--- BEGIN ---

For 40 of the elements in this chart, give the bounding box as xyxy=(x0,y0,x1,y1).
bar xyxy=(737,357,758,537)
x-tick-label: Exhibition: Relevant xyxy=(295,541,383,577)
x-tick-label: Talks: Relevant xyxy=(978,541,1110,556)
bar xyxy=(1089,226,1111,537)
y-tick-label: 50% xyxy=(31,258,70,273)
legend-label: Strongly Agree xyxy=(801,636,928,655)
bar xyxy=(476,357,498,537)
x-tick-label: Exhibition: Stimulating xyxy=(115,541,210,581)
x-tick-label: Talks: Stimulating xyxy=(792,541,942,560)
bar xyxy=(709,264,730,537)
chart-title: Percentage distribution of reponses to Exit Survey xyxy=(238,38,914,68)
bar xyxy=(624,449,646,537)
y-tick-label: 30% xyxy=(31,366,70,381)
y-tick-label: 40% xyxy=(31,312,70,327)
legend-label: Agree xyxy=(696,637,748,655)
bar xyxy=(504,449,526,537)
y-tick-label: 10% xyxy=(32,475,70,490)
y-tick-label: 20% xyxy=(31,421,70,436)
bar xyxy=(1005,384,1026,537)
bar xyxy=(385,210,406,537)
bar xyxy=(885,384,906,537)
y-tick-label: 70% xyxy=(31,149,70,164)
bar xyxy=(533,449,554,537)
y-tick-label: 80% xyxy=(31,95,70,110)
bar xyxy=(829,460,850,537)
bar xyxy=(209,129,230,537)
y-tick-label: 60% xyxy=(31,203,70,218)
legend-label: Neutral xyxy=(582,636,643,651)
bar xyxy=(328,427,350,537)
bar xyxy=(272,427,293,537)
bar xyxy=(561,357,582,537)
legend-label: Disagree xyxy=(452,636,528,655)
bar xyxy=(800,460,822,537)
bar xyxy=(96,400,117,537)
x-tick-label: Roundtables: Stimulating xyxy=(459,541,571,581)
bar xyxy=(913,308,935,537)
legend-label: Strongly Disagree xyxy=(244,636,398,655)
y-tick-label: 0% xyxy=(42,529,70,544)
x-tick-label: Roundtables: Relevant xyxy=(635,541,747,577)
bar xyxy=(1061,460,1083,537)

--- END ---

• SHORT PROBLEM
Reproduce the stretch of the data above, from its first line through the line containing "bar xyxy=(328,427,350,537)", with both ends included.

• EXERCISE OUTPUT
For 40 of the elements in this chart, give the bounding box as xyxy=(x0,y0,x1,y1).
bar xyxy=(737,357,758,537)
x-tick-label: Exhibition: Relevant xyxy=(295,541,383,577)
x-tick-label: Talks: Relevant xyxy=(978,541,1110,556)
bar xyxy=(1089,226,1111,537)
y-tick-label: 50% xyxy=(31,258,70,273)
legend-label: Strongly Agree xyxy=(801,636,928,655)
bar xyxy=(476,357,498,537)
x-tick-label: Exhibition: Stimulating xyxy=(115,541,210,581)
x-tick-label: Talks: Stimulating xyxy=(792,541,942,560)
bar xyxy=(709,264,730,537)
chart-title: Percentage distribution of reponses to Exit Survey xyxy=(238,38,914,68)
bar xyxy=(624,449,646,537)
y-tick-label: 30% xyxy=(31,366,70,381)
y-tick-label: 40% xyxy=(31,312,70,327)
legend-label: Agree xyxy=(696,637,748,655)
bar xyxy=(504,449,526,537)
y-tick-label: 10% xyxy=(32,475,70,490)
y-tick-label: 20% xyxy=(31,421,70,436)
bar xyxy=(1005,384,1026,537)
bar xyxy=(385,210,406,537)
bar xyxy=(885,384,906,537)
y-tick-label: 70% xyxy=(31,149,70,164)
bar xyxy=(533,449,554,537)
y-tick-label: 80% xyxy=(31,95,70,110)
bar xyxy=(829,460,850,537)
bar xyxy=(209,129,230,537)
y-tick-label: 60% xyxy=(31,203,70,218)
legend-label: Neutral xyxy=(582,636,643,651)
bar xyxy=(328,427,350,537)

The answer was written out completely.